— START —
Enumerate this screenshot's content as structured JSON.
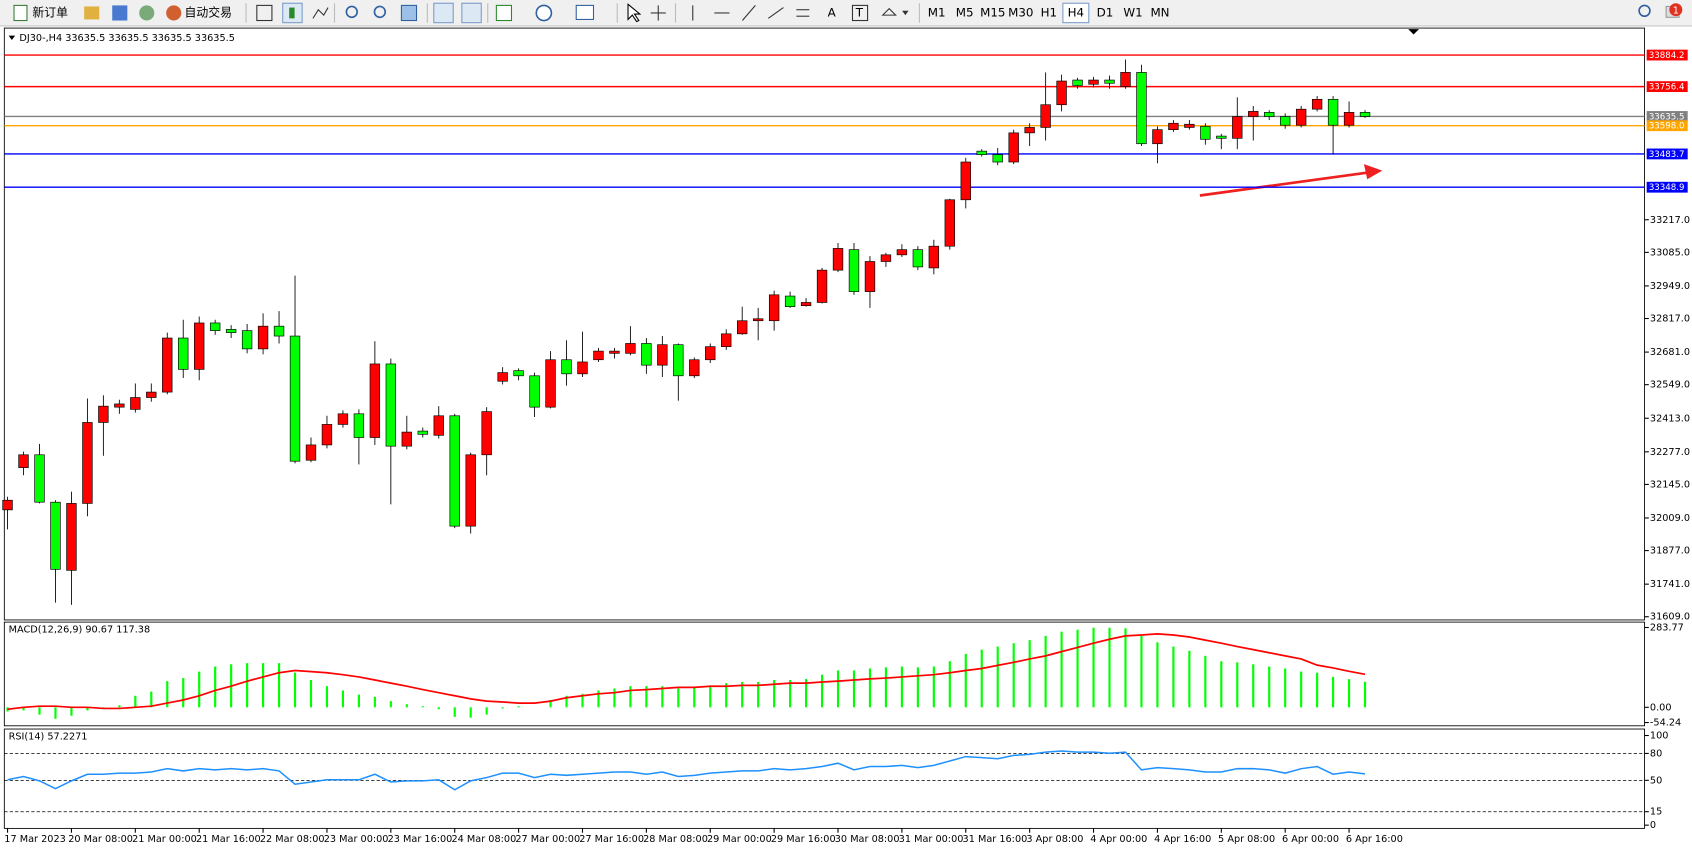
{
  "toolbar": {
    "new_order": "新订单",
    "auto_trading": "自动交易",
    "drawing_text": "A",
    "text_label": "T",
    "timeframes": [
      "M1",
      "M5",
      "M15",
      "M30",
      "H1",
      "H4",
      "D1",
      "W1",
      "MN"
    ],
    "active_timeframe": "H4",
    "notifications": 1
  },
  "chart_data": [
    {
      "type": "candlestick",
      "header": "DJ30-,H4 33635.5 33635.5 33635.5 33635.5",
      "categories": [
        "17 Mar 2023",
        null,
        null,
        null,
        "20 Mar 08:00",
        null,
        null,
        null,
        "21 Mar 00:00",
        null,
        null,
        null,
        "21 Mar 16:00",
        null,
        null,
        null,
        "22 Mar 08:00",
        null,
        null,
        null,
        "23 Mar 00:00",
        null,
        null,
        null,
        "23 Mar 16:00",
        null,
        null,
        null,
        "24 Mar 08:00",
        null,
        null,
        null,
        "27 Mar 00:00",
        null,
        null,
        null,
        "27 Mar 16:00",
        null,
        null,
        null,
        "28 Mar 08:00",
        null,
        null,
        null,
        "29 Mar 00:00",
        null,
        null,
        null,
        "29 Mar 16:00",
        null,
        null,
        null,
        "30 Mar 08:00",
        null,
        null,
        null,
        "31 Mar 00:00",
        null,
        null,
        null,
        "31 Mar 16:00",
        null,
        null,
        null,
        "3 Apr 08:00",
        null,
        null,
        null,
        "4 Apr 00:00",
        null,
        null,
        null,
        "4 Apr 16:00",
        null,
        null,
        null,
        "5 Apr 08:00",
        null,
        null,
        null,
        "6 Apr 00:00",
        null,
        null,
        null,
        "6 Apr 16:00",
        null
      ],
      "open": [
        32042,
        32213,
        32265,
        32073,
        31797,
        32068,
        32396,
        32458,
        32449,
        32497,
        32519,
        32738,
        32611,
        32799,
        32773,
        32768,
        32694,
        32786,
        32746,
        32243,
        32305,
        32388,
        32431,
        32335,
        32633,
        32300,
        32361,
        32344,
        32423,
        31976,
        32265,
        32563,
        32606,
        32585,
        32458,
        32650,
        32593,
        32650,
        32676,
        32676,
        32716,
        32628,
        32711,
        32585,
        32650,
        32703,
        32755,
        32808,
        32808,
        32908,
        32869,
        32882,
        33013,
        33096,
        32926,
        33048,
        33075,
        33096,
        33022,
        33110,
        33298,
        33495,
        33481,
        33451,
        33569,
        33591,
        33683,
        33783,
        33766,
        33783,
        33757,
        33814,
        33525,
        33582,
        33591,
        33595,
        33556,
        33547,
        33635,
        33652,
        33635,
        33600,
        33665,
        33705,
        33600,
        33652
      ],
      "high": [
        32095,
        32278,
        32309,
        32081,
        32116,
        32493,
        32506,
        32488,
        32554,
        32554,
        32760,
        32812,
        32825,
        32812,
        32790,
        32795,
        32838,
        32847,
        32991,
        32335,
        32423,
        32445,
        32449,
        32725,
        32655,
        32423,
        32375,
        32462,
        32431,
        32274,
        32458,
        32620,
        32615,
        32598,
        32685,
        32729,
        32764,
        32698,
        32698,
        32786,
        32738,
        32746,
        32716,
        32659,
        32716,
        32773,
        32865,
        32860,
        32930,
        32926,
        32900,
        33022,
        33123,
        33123,
        33070,
        33083,
        33118,
        33110,
        33136,
        33302,
        33468,
        33503,
        33508,
        33582,
        33608,
        33814,
        33805,
        33792,
        33796,
        33801,
        33866,
        33845,
        33595,
        33621,
        33621,
        33608,
        33565,
        33713,
        33678,
        33661,
        33648,
        33678,
        33718,
        33718,
        33696,
        33661
      ],
      "low": [
        31963,
        32182,
        32068,
        31666,
        31657,
        32016,
        32261,
        32431,
        32436,
        32480,
        32510,
        32576,
        32567,
        32751,
        32738,
        32676,
        32672,
        32716,
        32230,
        32235,
        32291,
        32375,
        32226,
        32305,
        32064,
        32287,
        32335,
        32331,
        31968,
        31946,
        32182,
        32550,
        32567,
        32418,
        32453,
        32545,
        32580,
        32641,
        32655,
        32668,
        32593,
        32580,
        32484,
        32576,
        32637,
        32690,
        32751,
        32729,
        32768,
        32860,
        32865,
        32878,
        33005,
        32913,
        32860,
        33026,
        33066,
        33013,
        32996,
        33096,
        33263,
        33473,
        33438,
        33442,
        33516,
        33538,
        33656,
        33748,
        33753,
        33748,
        33748,
        33516,
        33446,
        33573,
        33582,
        33521,
        33503,
        33503,
        33538,
        33621,
        33586,
        33591,
        33656,
        33481,
        33591,
        33630
      ],
      "close": [
        32081,
        32265,
        32073,
        31801,
        32068,
        32396,
        32462,
        32471,
        32497,
        32519,
        32738,
        32611,
        32799,
        32768,
        32760,
        32694,
        32786,
        32746,
        32239,
        32305,
        32388,
        32431,
        32335,
        32633,
        32300,
        32357,
        32348,
        32423,
        31976,
        32265,
        32440,
        32598,
        32585,
        32458,
        32650,
        32593,
        32641,
        32685,
        32685,
        32716,
        32628,
        32711,
        32585,
        32650,
        32703,
        32755,
        32808,
        32816,
        32913,
        32865,
        32882,
        33013,
        33101,
        32926,
        33048,
        33075,
        33096,
        33026,
        33110,
        33298,
        33451,
        33481,
        33451,
        33569,
        33591,
        33683,
        33779,
        33761,
        33783,
        33770,
        33814,
        33525,
        33582,
        33608,
        33604,
        33543,
        33547,
        33635,
        33656,
        33635,
        33600,
        33665,
        33705,
        33600,
        33652,
        33635.5
      ],
      "up_color": "#ff0000",
      "down_color": "#00ff00",
      "ylim": [
        31596,
        33976
      ],
      "yticks": [
        {
          "value": 33217,
          "label": "33217.0"
        },
        {
          "value": 33085,
          "label": "33085.0"
        },
        {
          "value": 32949,
          "label": "32949.0"
        },
        {
          "value": 32817,
          "label": "32817.0"
        },
        {
          "value": 32681,
          "label": "32681.0"
        },
        {
          "value": 32549,
          "label": "32549.0"
        },
        {
          "value": 32413,
          "label": "32413.0"
        },
        {
          "value": 32277,
          "label": "32277.0"
        },
        {
          "value": 32145,
          "label": "32145.0"
        },
        {
          "value": 32009,
          "label": "32009.0"
        },
        {
          "value": 31877,
          "label": "31877.0"
        },
        {
          "value": 31741,
          "label": "31741.0"
        },
        {
          "value": 31609,
          "label": "31609.0"
        }
      ],
      "levels": [
        {
          "value": 33884.2,
          "color": "#ff0000"
        },
        {
          "value": 33756.4,
          "color": "#ff0000"
        },
        {
          "value": 33635.5,
          "color": "#808080"
        },
        {
          "value": 33598,
          "label": "33598.0",
          "color": "#ffa500"
        },
        {
          "value": 33483.7,
          "color": "#0000ff"
        },
        {
          "value": 33348.9,
          "color": "#0000ff"
        }
      ]
    },
    {
      "type": "macd",
      "label": "MACD(12,26,9) 90.67 117.38",
      "histogram": [
        -15,
        -11,
        -26,
        -41,
        -30,
        -11,
        -4,
        7,
        41,
        56,
        93,
        104,
        127,
        145,
        153,
        157,
        157,
        157,
        123,
        97,
        75,
        60,
        45,
        37,
        22,
        11,
        4,
        -7,
        -34,
        -37,
        -26,
        -4,
        4,
        0,
        26,
        41,
        48,
        60,
        67,
        75,
        75,
        75,
        67,
        71,
        78,
        86,
        90,
        90,
        97,
        97,
        101,
        116,
        131,
        131,
        138,
        142,
        145,
        142,
        145,
        164,
        190,
        205,
        216,
        228,
        239,
        254,
        269,
        276,
        283,
        283,
        281,
        254,
        231,
        216,
        201,
        183,
        164,
        160,
        153,
        145,
        138,
        127,
        123,
        108,
        100,
        90.67
      ],
      "signal": [
        -7,
        0,
        4,
        4,
        0,
        0,
        -4,
        -4,
        0,
        4,
        15,
        26,
        41,
        60,
        75,
        93,
        108,
        123,
        131,
        127,
        123,
        116,
        108,
        97,
        86,
        75,
        63,
        52,
        41,
        30,
        22,
        19,
        15,
        15,
        22,
        34,
        41,
        48,
        52,
        60,
        63,
        67,
        71,
        71,
        75,
        75,
        78,
        78,
        82,
        86,
        86,
        90,
        93,
        97,
        101,
        104,
        108,
        112,
        116,
        123,
        131,
        138,
        149,
        160,
        172,
        183,
        198,
        213,
        228,
        242,
        254,
        257,
        261,
        257,
        250,
        239,
        228,
        216,
        205,
        194,
        183,
        172,
        150,
        140,
        128,
        117.38
      ],
      "histogram_color": "#00ff00",
      "signal_color": "#ff0000",
      "ylim": [
        -54.24,
        283.77
      ],
      "yticks": [
        283.77,
        {
          "value": 0,
          "label": "0.00"
        },
        -54.24
      ]
    },
    {
      "type": "rsi",
      "label": "RSI(14) 57.2271",
      "values": [
        50.6,
        54.3,
        49.4,
        40.7,
        49.4,
        56.8,
        56.8,
        58.0,
        58.0,
        59.3,
        63.0,
        60.5,
        63.0,
        61.7,
        63.0,
        61.7,
        63.0,
        60.5,
        45.7,
        48.1,
        50.6,
        50.6,
        50.6,
        56.8,
        48.1,
        49.4,
        49.4,
        50.6,
        39.5,
        49.4,
        53.1,
        58.0,
        58.0,
        53.1,
        56.8,
        55.6,
        56.8,
        58.0,
        59.3,
        59.3,
        56.8,
        59.3,
        54.3,
        55.6,
        58.0,
        59.3,
        60.5,
        60.5,
        63.0,
        61.7,
        63.0,
        65.4,
        69.1,
        61.7,
        65.4,
        65.4,
        66.7,
        64.2,
        66.7,
        71.6,
        76.5,
        75.3,
        74.1,
        77.8,
        79.0,
        81.5,
        82.7,
        81.5,
        81.5,
        80.2,
        81.5,
        61.7,
        64.2,
        63.0,
        61.7,
        59.3,
        59.3,
        63.0,
        63.0,
        61.7,
        58.0,
        63.0,
        65.4,
        56.8,
        59.3,
        57.2271
      ],
      "color": "#1e90ff",
      "ylim": [
        0,
        100
      ],
      "yticks": [
        100,
        80,
        50,
        15,
        0
      ],
      "levels": [
        80,
        50,
        15
      ]
    }
  ]
}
— END —
Pick out the lines containing the word "type" and show them.

Written response ▸
      "type": "candlestick",
      "type": "macd",
      "type": "rsi",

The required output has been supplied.